▶ **What to produce**: Pull out all lines from the listing below in which the word "Barilla" appears.

====== Stored records ======

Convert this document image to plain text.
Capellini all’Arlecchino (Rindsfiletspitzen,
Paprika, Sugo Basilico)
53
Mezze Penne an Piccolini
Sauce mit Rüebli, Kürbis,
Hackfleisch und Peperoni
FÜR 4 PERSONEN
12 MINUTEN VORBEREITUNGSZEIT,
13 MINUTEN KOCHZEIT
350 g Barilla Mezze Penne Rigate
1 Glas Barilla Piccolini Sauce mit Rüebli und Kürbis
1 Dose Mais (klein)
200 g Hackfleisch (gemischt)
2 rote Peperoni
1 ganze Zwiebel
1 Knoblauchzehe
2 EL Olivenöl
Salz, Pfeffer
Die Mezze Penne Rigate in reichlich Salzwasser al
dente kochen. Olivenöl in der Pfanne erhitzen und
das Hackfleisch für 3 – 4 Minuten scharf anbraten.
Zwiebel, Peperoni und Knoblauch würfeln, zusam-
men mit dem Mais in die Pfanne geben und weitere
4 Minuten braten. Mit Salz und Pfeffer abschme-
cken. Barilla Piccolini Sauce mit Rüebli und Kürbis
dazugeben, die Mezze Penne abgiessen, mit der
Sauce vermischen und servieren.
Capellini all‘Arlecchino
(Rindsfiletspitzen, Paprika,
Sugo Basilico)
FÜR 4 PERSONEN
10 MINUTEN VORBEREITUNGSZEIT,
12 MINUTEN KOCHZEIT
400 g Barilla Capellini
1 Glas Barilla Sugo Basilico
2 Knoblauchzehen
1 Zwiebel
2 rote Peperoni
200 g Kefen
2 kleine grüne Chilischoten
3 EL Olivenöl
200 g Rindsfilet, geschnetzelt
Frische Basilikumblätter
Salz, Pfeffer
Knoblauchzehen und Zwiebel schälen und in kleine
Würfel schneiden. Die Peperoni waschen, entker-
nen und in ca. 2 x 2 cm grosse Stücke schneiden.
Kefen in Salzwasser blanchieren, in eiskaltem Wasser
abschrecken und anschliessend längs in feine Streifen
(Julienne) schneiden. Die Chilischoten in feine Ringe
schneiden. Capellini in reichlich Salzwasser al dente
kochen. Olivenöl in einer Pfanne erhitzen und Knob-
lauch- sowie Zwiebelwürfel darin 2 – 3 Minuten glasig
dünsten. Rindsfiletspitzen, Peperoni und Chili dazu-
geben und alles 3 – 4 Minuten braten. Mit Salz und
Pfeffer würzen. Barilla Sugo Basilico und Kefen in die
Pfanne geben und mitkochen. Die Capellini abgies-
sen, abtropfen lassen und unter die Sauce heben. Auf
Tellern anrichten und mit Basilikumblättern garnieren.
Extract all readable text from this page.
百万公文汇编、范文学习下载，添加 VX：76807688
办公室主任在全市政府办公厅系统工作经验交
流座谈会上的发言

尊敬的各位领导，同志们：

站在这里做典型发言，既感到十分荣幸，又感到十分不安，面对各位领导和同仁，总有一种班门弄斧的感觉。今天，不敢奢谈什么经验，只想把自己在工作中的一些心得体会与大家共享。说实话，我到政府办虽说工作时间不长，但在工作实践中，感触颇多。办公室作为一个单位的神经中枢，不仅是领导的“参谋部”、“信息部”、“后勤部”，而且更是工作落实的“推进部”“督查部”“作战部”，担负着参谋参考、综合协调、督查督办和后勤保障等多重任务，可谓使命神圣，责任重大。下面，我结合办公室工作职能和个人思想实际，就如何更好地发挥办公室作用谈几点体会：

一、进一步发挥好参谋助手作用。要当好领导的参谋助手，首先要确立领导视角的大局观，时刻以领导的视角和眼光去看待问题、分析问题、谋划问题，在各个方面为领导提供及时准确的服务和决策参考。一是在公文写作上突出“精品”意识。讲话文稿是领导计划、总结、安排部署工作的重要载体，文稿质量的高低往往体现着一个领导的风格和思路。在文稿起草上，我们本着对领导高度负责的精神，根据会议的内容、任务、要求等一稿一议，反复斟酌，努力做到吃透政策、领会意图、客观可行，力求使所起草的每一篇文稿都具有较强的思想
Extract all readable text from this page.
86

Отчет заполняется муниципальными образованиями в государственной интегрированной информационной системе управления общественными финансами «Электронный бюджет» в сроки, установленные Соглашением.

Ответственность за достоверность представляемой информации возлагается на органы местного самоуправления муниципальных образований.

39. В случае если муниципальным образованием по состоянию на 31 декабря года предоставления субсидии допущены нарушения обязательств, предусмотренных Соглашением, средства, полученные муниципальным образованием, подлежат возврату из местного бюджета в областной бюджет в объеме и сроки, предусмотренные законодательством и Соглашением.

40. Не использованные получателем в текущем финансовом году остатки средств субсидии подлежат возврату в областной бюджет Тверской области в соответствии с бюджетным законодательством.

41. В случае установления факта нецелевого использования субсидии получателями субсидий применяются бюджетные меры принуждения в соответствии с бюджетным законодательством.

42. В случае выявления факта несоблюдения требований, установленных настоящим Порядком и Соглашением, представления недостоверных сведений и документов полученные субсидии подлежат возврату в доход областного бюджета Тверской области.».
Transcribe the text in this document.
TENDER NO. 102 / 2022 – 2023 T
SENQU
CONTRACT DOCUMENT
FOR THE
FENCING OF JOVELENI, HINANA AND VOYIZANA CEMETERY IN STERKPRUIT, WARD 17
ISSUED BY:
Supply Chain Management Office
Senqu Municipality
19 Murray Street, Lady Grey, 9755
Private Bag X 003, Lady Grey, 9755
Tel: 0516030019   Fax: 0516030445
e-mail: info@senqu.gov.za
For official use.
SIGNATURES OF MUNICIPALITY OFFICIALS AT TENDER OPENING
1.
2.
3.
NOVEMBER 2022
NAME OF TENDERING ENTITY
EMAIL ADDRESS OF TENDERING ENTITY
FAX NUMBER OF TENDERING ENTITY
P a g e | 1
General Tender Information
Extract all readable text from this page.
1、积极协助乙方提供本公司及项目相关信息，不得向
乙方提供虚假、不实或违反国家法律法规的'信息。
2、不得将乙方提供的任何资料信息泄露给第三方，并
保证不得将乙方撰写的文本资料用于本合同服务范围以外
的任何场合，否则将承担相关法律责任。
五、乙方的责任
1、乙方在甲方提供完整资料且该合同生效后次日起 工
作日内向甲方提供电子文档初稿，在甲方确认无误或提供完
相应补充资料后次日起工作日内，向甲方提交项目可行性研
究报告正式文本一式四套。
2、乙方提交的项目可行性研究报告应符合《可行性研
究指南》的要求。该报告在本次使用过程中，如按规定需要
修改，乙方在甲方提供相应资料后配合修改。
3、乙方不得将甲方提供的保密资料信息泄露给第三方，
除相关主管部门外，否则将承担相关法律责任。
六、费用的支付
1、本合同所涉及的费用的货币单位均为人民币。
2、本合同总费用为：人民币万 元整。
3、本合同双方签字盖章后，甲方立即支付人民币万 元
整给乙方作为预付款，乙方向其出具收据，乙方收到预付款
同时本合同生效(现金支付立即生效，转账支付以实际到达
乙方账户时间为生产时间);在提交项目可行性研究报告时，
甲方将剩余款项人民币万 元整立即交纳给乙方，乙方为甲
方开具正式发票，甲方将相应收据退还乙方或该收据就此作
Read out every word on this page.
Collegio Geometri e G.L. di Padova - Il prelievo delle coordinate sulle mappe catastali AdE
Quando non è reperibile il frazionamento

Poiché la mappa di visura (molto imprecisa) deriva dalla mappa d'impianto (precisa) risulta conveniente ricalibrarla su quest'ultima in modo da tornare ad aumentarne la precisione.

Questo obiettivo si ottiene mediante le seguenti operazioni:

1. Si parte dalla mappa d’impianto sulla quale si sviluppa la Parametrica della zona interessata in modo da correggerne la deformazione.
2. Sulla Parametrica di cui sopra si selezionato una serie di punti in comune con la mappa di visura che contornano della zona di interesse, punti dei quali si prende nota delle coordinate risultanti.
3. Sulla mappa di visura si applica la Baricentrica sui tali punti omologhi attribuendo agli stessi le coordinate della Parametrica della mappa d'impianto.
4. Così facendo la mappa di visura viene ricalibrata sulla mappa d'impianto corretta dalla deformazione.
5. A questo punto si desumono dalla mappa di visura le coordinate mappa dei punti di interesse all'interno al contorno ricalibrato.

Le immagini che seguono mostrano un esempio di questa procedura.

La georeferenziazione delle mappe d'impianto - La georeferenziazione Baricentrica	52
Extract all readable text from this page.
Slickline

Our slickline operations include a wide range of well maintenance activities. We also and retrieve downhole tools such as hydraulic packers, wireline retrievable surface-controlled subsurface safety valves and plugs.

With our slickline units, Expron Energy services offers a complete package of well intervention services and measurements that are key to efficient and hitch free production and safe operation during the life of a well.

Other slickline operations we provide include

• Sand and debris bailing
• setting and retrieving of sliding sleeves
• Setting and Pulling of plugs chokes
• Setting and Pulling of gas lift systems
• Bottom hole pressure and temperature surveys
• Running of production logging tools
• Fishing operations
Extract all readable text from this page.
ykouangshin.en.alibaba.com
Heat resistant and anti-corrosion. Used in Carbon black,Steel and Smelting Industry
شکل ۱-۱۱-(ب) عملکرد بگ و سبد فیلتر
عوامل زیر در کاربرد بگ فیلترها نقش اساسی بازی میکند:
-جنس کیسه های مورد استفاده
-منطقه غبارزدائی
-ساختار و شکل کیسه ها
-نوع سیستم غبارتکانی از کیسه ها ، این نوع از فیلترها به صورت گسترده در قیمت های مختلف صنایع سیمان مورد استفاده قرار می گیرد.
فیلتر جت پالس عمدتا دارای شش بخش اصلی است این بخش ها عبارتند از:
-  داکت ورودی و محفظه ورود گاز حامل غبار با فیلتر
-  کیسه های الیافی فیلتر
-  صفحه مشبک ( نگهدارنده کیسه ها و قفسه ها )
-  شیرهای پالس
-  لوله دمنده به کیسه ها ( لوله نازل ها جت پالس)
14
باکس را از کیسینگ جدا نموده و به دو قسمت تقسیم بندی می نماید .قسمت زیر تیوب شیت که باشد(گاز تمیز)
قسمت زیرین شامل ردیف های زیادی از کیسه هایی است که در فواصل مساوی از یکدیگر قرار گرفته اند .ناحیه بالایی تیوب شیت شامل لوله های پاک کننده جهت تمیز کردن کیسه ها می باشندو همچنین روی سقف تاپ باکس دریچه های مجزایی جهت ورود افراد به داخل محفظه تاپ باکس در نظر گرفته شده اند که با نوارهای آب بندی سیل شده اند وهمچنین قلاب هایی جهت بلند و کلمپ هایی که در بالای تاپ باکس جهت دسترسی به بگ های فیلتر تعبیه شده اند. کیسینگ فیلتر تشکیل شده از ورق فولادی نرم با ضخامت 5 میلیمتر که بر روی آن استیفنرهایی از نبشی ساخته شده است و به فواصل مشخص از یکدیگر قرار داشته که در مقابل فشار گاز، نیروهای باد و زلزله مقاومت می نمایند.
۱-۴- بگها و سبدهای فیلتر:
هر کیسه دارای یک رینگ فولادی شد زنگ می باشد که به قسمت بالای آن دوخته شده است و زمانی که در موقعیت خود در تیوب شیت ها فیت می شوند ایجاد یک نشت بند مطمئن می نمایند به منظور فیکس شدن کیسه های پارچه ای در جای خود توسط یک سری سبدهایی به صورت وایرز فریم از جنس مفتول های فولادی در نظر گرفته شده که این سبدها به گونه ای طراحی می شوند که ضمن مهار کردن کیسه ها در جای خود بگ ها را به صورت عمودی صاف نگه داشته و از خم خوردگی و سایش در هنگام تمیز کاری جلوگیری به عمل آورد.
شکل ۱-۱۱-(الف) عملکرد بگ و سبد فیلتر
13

======

▶ **Complete output**:
350 g Barilla Mezze Penne Rigate
1 Glas Barilla Piccolini Sauce mit Rüebli und Kürbis
cken. Barilla Piccolini Sauce mit Rüebli und Kürbis
400 g Barilla Capellini
1 Glas Barilla Sugo Basilico
Pfeffer würzen. Barilla Sugo Basilico und Kefen in die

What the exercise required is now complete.